◆ YOUR INSTRUCTIONS:
Your task is to copy each line that has the word "title".

(Stored data)
***
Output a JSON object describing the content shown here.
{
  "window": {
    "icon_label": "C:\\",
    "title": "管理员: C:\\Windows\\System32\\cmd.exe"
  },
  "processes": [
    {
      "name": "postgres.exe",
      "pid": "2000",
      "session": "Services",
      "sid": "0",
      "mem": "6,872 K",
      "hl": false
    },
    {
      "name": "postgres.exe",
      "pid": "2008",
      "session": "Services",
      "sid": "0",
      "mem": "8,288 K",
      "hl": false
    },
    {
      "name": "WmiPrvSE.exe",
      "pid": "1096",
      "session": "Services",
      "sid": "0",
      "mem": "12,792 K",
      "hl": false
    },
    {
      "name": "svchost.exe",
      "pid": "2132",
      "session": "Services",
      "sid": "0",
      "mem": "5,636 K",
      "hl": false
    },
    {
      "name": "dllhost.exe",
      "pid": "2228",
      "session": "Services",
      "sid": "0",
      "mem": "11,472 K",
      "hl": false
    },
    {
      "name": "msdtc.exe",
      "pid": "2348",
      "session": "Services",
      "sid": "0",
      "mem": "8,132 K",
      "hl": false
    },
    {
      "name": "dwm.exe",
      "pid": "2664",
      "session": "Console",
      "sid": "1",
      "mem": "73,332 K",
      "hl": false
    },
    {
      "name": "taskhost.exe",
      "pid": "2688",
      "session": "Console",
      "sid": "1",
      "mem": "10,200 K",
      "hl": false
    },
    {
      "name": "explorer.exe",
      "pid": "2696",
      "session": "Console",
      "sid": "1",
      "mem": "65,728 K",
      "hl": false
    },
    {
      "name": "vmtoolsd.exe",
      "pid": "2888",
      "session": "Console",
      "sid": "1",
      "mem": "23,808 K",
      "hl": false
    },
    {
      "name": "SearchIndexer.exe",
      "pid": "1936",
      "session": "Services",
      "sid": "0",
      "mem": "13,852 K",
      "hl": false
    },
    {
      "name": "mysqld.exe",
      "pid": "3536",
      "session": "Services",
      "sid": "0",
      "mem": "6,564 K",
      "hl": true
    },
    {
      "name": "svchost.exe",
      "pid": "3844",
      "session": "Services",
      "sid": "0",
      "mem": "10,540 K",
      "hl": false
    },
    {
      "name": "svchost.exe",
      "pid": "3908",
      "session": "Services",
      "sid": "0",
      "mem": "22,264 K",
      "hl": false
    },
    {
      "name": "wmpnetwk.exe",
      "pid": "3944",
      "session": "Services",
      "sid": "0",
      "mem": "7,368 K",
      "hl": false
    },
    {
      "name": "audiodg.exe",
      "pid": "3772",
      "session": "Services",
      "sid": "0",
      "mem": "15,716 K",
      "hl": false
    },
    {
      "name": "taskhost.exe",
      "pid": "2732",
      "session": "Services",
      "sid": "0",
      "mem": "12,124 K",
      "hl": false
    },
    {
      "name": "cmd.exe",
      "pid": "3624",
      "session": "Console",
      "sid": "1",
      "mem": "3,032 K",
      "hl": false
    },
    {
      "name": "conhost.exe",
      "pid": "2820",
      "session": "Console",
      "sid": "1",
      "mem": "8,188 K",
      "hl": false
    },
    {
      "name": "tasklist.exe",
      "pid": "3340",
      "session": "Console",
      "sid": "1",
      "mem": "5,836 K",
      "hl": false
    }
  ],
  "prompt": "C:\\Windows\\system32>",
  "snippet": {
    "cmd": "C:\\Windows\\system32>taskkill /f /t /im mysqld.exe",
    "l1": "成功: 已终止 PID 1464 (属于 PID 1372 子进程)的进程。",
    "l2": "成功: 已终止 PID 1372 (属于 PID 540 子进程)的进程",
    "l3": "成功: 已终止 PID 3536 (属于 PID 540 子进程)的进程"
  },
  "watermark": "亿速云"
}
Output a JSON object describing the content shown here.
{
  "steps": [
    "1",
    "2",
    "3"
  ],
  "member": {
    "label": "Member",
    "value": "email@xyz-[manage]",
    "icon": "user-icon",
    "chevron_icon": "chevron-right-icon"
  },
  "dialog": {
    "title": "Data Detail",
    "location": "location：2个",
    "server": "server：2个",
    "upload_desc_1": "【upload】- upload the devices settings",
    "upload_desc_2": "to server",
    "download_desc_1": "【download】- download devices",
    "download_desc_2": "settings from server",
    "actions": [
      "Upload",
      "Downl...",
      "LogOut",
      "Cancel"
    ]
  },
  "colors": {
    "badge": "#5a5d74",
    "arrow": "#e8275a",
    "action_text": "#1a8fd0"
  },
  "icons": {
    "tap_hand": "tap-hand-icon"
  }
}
***
◆ RIGHT ANSWER:
    "title": "管理员: C:\\Windows\\System32\\cmd.exe"
    "title": "Data Detail",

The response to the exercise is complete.